Extracted records
_ _ _ _

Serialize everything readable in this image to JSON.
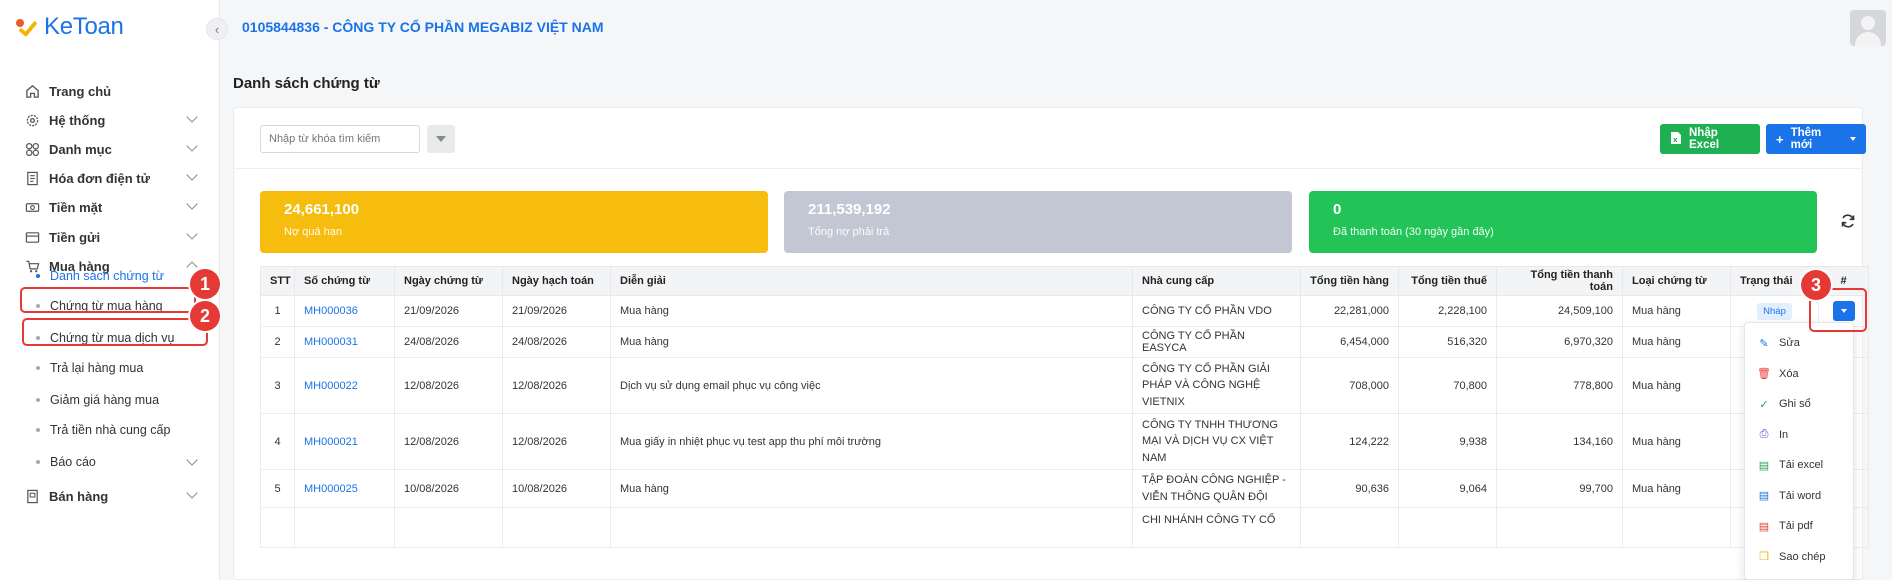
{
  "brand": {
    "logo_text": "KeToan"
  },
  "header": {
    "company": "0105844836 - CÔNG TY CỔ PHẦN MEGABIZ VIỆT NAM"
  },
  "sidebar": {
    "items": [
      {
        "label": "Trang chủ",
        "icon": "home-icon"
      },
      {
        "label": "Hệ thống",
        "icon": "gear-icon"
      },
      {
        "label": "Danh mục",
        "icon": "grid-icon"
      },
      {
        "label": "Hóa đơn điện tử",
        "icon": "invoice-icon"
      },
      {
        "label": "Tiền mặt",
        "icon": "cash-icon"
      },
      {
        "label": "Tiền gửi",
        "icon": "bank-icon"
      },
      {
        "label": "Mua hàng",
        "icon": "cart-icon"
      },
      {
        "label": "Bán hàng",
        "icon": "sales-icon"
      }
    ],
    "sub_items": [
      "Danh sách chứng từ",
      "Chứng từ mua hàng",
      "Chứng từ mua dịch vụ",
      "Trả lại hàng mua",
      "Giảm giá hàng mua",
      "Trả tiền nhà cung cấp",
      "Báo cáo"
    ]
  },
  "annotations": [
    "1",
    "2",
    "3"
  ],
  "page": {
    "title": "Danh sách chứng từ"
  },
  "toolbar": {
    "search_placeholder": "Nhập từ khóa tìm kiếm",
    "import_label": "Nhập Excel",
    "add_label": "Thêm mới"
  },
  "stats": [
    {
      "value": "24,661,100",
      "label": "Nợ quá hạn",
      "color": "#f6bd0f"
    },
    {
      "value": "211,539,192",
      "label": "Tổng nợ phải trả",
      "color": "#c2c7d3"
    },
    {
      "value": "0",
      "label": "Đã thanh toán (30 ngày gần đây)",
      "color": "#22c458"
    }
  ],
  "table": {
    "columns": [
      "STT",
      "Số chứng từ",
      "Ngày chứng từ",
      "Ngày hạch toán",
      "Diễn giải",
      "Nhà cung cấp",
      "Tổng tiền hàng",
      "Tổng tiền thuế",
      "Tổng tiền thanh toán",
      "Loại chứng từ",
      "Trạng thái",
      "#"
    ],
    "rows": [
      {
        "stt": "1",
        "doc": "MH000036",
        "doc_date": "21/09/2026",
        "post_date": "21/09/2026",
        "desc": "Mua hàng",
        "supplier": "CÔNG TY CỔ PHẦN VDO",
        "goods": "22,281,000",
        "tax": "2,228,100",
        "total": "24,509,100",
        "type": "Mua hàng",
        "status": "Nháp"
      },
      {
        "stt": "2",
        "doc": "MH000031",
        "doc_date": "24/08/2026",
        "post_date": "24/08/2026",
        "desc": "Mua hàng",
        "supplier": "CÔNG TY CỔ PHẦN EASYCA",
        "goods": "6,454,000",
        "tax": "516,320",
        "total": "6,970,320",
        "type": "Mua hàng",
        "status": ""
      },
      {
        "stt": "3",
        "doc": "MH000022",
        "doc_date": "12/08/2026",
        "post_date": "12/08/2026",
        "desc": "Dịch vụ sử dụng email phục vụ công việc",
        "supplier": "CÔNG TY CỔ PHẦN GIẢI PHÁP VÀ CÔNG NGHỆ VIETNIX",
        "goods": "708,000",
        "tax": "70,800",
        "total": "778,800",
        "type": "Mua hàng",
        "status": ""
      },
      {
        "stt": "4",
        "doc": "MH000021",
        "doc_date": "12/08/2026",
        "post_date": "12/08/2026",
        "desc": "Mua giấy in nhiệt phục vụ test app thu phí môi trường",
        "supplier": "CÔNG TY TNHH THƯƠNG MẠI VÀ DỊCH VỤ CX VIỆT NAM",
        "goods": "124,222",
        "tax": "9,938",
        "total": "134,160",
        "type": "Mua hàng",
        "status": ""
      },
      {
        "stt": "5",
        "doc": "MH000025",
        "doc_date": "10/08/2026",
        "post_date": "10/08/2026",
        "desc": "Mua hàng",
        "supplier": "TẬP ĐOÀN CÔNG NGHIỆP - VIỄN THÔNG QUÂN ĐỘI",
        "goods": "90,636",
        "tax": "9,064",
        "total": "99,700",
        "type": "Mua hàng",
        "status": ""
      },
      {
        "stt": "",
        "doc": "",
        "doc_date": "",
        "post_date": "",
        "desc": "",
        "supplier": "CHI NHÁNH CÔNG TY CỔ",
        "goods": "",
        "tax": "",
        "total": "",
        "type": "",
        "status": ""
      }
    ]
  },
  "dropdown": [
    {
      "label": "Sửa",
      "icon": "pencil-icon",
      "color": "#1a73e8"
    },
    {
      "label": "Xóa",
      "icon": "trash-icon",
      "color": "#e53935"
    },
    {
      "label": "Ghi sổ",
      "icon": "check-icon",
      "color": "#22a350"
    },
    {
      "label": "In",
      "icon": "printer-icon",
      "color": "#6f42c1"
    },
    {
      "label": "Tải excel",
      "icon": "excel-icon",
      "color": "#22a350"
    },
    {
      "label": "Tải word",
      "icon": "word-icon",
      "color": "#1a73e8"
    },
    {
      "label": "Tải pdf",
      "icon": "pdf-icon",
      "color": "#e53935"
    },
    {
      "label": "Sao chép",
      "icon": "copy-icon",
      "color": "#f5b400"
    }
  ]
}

_ _ _ _

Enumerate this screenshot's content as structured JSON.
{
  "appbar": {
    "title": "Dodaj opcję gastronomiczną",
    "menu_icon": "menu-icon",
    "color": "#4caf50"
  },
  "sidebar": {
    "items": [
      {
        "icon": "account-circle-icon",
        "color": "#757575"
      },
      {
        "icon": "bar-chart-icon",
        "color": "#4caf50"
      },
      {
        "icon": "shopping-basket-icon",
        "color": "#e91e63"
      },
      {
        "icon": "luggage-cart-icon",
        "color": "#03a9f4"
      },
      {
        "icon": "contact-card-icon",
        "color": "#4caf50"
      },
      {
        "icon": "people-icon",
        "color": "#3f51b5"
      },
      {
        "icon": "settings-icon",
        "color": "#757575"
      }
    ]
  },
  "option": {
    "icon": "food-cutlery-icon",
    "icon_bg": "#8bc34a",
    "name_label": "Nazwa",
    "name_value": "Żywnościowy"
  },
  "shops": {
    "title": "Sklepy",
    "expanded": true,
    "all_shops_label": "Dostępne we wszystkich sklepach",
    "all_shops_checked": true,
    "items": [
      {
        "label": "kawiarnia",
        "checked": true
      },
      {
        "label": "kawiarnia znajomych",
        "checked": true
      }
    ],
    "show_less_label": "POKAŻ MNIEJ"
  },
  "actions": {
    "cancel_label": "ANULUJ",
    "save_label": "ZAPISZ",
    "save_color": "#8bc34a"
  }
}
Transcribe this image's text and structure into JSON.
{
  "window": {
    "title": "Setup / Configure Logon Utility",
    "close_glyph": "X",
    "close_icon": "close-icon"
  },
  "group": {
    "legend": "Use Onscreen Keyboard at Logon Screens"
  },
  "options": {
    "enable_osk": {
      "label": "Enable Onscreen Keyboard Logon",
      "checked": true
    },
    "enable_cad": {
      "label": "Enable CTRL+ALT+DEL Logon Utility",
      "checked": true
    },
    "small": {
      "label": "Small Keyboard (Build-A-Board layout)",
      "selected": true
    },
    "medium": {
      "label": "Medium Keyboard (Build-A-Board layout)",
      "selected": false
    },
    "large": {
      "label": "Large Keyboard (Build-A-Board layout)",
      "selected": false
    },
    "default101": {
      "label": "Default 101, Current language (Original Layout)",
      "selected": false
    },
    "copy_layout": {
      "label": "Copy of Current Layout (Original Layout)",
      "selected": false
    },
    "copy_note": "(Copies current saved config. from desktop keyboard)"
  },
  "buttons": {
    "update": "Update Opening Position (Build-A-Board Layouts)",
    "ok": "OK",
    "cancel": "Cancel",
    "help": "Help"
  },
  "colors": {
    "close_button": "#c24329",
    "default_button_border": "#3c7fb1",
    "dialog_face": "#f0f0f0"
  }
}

_ _ _ _

» **Aim of the exercise**: Give only the number of lines that include the word "goods".

» **Solved exercise**: 6